START Extracted material

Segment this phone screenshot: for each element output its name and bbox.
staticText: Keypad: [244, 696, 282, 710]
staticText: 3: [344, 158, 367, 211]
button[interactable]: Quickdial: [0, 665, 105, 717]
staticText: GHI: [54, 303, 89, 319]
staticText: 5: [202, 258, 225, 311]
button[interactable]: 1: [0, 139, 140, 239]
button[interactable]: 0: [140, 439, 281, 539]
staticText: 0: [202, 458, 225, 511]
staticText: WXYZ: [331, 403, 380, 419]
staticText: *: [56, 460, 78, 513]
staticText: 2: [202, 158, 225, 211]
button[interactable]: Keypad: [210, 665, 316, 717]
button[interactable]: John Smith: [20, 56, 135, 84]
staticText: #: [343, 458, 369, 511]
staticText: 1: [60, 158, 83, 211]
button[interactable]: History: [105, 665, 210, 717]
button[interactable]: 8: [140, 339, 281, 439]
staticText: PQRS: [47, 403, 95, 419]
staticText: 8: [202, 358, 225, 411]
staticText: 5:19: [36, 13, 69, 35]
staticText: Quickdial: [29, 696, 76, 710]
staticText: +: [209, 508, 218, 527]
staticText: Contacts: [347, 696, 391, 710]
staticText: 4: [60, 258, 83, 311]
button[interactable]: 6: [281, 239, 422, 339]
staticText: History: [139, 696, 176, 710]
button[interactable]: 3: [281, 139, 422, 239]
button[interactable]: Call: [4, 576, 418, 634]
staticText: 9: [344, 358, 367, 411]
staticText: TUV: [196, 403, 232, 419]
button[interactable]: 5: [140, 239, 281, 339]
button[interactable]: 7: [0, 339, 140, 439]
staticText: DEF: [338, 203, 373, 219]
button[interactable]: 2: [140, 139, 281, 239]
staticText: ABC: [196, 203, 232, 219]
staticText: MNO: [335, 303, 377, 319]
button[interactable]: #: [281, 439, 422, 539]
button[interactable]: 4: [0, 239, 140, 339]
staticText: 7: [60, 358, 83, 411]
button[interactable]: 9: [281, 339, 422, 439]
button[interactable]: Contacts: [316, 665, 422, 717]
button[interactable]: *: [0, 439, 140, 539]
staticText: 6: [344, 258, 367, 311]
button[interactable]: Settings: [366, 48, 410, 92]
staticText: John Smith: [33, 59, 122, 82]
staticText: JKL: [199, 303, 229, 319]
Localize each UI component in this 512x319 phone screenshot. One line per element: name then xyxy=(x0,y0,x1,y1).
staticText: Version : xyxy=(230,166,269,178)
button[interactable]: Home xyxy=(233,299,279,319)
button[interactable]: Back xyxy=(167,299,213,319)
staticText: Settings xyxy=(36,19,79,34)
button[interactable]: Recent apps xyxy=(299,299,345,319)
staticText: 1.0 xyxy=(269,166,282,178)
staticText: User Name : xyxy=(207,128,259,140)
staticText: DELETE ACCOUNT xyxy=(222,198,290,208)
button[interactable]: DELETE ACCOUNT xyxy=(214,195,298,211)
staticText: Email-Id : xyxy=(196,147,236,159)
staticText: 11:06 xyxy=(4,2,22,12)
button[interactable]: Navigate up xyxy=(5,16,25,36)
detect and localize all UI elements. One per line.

END Extracted material
START Extracted material

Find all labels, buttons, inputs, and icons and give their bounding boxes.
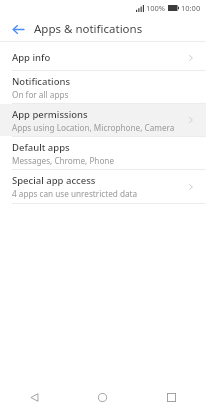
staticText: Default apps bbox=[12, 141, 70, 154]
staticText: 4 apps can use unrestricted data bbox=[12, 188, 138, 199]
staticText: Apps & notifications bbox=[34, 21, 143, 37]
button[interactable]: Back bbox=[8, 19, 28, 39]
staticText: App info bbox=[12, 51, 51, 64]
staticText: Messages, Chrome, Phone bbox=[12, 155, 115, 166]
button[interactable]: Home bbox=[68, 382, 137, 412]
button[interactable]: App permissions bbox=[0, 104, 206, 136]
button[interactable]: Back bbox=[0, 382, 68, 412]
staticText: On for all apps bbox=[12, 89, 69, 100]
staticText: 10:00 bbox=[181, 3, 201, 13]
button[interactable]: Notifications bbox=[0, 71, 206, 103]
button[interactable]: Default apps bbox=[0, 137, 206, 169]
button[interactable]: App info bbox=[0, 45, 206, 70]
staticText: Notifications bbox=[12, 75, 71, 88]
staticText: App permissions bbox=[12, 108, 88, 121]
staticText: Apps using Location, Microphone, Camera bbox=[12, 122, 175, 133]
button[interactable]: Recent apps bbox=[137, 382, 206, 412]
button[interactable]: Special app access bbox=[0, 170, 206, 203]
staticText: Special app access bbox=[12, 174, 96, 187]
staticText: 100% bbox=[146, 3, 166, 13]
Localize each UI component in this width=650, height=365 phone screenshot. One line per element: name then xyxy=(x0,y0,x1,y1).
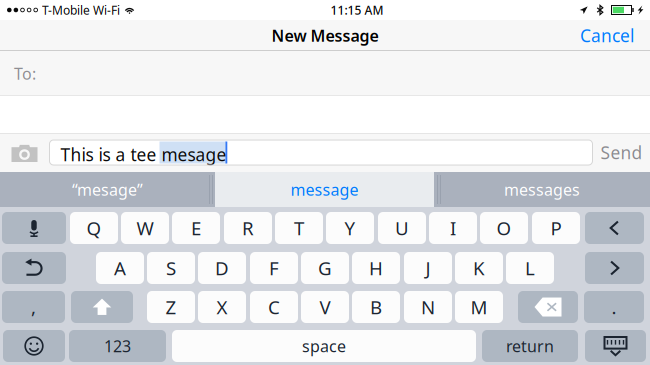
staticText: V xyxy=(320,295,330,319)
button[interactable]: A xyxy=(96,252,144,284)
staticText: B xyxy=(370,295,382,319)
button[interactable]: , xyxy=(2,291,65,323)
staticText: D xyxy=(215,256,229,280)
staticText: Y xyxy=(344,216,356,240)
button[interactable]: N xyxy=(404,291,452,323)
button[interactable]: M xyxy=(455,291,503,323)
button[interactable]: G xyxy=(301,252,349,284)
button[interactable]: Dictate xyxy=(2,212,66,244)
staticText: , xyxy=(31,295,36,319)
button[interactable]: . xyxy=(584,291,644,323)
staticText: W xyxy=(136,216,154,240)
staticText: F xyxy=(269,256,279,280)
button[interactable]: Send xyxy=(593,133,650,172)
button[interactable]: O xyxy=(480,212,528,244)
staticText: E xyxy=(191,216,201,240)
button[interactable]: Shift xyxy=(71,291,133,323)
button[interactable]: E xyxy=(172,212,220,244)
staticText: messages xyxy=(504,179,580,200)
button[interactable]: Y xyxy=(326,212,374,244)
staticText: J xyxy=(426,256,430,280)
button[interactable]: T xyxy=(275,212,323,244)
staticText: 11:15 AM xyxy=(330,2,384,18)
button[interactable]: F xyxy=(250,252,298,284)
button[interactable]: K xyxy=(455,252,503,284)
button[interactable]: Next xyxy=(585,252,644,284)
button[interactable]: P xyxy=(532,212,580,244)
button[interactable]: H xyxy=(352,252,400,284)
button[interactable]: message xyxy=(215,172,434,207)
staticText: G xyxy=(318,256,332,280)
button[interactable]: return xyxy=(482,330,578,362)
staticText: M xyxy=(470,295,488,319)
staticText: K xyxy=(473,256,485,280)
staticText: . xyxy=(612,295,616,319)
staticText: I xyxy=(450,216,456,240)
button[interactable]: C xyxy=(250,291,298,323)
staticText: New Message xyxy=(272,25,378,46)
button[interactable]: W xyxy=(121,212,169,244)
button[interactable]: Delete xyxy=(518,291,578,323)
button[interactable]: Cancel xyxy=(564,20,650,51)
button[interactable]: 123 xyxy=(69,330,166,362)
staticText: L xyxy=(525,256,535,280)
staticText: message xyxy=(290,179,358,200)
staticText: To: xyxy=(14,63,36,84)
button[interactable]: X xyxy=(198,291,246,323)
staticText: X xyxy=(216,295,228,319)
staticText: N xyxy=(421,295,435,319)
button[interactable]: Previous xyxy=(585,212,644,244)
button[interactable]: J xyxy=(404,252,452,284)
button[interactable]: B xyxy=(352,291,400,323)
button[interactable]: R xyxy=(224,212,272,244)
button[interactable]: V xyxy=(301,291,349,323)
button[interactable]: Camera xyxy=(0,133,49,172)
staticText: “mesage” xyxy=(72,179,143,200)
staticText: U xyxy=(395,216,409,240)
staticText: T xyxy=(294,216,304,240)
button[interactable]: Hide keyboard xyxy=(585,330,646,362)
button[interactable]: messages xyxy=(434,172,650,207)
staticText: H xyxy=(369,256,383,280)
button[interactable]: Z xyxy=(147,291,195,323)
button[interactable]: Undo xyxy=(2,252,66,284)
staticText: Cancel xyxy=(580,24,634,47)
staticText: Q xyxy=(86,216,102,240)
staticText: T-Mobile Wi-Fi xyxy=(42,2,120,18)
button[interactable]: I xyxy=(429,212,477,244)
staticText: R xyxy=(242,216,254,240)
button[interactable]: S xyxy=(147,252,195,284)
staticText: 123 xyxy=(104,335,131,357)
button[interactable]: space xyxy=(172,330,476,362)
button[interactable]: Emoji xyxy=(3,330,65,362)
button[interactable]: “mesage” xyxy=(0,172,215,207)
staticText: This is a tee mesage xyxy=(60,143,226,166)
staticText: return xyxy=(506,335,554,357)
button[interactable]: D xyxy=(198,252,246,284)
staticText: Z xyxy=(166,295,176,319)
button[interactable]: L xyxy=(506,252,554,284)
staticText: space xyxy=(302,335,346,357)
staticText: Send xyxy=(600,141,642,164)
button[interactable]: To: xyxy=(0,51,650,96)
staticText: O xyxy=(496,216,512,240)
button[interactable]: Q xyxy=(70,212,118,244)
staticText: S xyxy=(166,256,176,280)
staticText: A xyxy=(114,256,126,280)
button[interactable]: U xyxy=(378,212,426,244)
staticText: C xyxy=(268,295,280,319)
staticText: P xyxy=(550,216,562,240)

END Extracted material
START Extracted material

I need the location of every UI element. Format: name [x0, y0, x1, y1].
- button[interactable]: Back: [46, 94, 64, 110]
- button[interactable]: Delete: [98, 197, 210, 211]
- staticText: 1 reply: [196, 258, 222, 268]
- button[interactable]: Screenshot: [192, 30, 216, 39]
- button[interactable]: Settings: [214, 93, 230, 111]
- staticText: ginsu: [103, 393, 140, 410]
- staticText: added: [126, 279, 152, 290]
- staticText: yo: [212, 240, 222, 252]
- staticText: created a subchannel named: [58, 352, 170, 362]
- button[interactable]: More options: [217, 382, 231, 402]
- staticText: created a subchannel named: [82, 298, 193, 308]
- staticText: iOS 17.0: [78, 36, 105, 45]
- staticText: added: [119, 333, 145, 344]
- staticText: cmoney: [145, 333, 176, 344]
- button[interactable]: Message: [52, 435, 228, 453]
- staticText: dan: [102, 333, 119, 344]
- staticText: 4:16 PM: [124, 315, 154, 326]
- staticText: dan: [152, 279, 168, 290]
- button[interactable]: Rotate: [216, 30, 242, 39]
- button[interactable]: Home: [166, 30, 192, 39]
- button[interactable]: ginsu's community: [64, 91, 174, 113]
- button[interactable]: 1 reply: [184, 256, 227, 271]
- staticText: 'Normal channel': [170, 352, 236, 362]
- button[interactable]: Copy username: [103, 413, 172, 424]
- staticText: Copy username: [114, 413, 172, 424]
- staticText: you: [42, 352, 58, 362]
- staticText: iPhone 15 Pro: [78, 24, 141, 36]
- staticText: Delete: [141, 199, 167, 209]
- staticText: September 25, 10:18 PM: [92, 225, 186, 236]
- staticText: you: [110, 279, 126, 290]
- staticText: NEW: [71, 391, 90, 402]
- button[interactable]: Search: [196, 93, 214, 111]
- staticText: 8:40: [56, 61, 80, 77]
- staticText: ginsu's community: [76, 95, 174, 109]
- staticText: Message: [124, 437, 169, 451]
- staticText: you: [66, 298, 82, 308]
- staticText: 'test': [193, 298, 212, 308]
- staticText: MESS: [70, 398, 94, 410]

END Extracted material

### What is expected
Go through the records above and copy out, in full, each line that contains the word "Special".

### Reply to the task
button[interactable]: Special app access bbox=[0, 170, 206, 203]
staticText: Special app access bbox=[12, 174, 96, 187]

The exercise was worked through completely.